> _Articolo_
Ulteriore semplificazione è la possibilità di prevedere statutariamente che la decisione in ordine alla scissione sia adottata dall’organo amministrativo anziché dall’assemblea dei soci, con atto pubblico e nel rispetto dell’art. 2436 c.c., come confermato dalla prassi notarile (Massima n. 60 del Consiglio Notarile dei Distretti Riuniti di Firenze, Pistoia e Prato).
Gli effetti della scissione semplificata
Gli effetti della scissione semplificata, pur caratterizzandosi per una procedura agevolata, non differiscono sostanzialmente da quelli della scissione ordinaria. Permane, infatti, il principio cardine della successione universale o particolare delle società beneficiarie nei rapporti giuridici della società scissa.
Come stabilito dall’art. 2506-quater c.c., la scissione produce effetti dall’ultima delle iscrizioni dell’atto di scissione nell’ufficio del registro delle imprese in cui sono iscritte le società partecipanti all’operazione. Tuttavia, come evidenziato dalla dottrina, è possibile prevedere che gli effetti contabili e fiscali decorrano da una data anteriore.
Per quanto riguarda i rapporti giuridici, la Corte di Cassazione (sentenza n. 17020/2018) ha affermato il principio secondo cui “le società beneficiarie succedono nelle posizioni giuridiche attive e passive della scissa secondo quanto previsto nel progetto di scissione, con responsabilità solidale, nei limiti del valore effettivo del patrimonio netto attribuito, per i debiti della scissa non soddisfatti dalla società cui fanno carico“.

> _Consegne_
(a) Ricopia il passo del testo sulla scissione semplificata a partire dalle parole "Come stabilito dall’art." fino a "una data anteriore." compreso, ribattezzando "dottrina" in "letteratura giuridica".
(b) Rispondi per favore a queste domande sul testo sulla scissione semplificata:
(i) Secondo l'art. 2506-quater c.c., da quale momento la scissione produce effetti?
(ii) Quale sentenza della Corte di Cassazione viene citata?
(iii) Quale organo può adottare la decisione sulla scissione al posto dell'assemblea dei soci, se lo statuto lo prevede?
(c) Riassumi in due frasi il testo sulla scissione semplificata.
Per rispondere basta il testo sulla scissione semplificata.

Dati memorizzati
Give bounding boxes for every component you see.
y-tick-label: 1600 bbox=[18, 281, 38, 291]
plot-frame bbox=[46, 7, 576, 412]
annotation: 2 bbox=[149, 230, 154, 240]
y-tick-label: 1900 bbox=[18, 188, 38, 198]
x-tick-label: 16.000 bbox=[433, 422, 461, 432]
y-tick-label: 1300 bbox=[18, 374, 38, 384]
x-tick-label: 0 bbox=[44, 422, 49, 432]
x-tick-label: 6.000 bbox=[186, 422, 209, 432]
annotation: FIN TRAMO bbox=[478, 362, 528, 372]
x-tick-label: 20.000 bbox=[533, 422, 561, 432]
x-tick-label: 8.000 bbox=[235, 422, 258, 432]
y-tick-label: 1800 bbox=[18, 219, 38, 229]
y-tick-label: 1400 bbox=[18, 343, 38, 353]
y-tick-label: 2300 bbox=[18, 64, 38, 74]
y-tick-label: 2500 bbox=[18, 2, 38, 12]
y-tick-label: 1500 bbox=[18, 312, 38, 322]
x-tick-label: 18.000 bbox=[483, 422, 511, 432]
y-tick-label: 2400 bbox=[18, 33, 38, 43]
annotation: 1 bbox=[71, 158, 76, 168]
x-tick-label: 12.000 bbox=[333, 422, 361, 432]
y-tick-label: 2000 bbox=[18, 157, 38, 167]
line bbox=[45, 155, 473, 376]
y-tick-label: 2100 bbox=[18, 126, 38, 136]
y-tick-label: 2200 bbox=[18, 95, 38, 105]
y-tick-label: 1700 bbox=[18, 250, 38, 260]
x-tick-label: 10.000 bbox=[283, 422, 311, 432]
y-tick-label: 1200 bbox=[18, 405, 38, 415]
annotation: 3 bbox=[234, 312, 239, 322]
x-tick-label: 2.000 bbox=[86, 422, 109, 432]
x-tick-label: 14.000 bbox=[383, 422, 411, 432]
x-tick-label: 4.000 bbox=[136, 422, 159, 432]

> _Soluzioni_
(a)
Come stabilito dall’art. 2506-quater c.c., la scissione produce effetti dall’ultima delle iscrizioni dell’atto di scissione nell’ufficio del registro delle imprese in cui sono iscritte le società partecipanti all’operazione. Tuttavia, come evidenziato dalla letteratura giuridica, è possibile prevedere che gli effetti contabili e fiscali decorrano da una data anteriore.

(b)
(i) Dall'ultima delle iscrizioni dell'atto di scissione nell'ufficio del registro delle imprese in cui sono iscritte le società partecipanti all'operazione.
(ii) La sentenza n. 17020/2018.
(iii) L'organo amministrativo.

(c) Lo statuto può prevedere che la scissione semplificata sia decisa dall'organo amministrativo anziché dall'assemblea dei soci, e i suoi effetti non differiscono sostanzialmente da quelli della scissione ordinaria. Produce effetti dall'ultima iscrizione dell'atto di scissione nel registro delle imprese, ma gli effetti contabili e fiscali possono decorrere da una data anteriore; secondo la Cassazione le società beneficiarie succedono nelle posizioni della scissa con responsabilità solidale, nei limiti del patrimonio netto attribuito.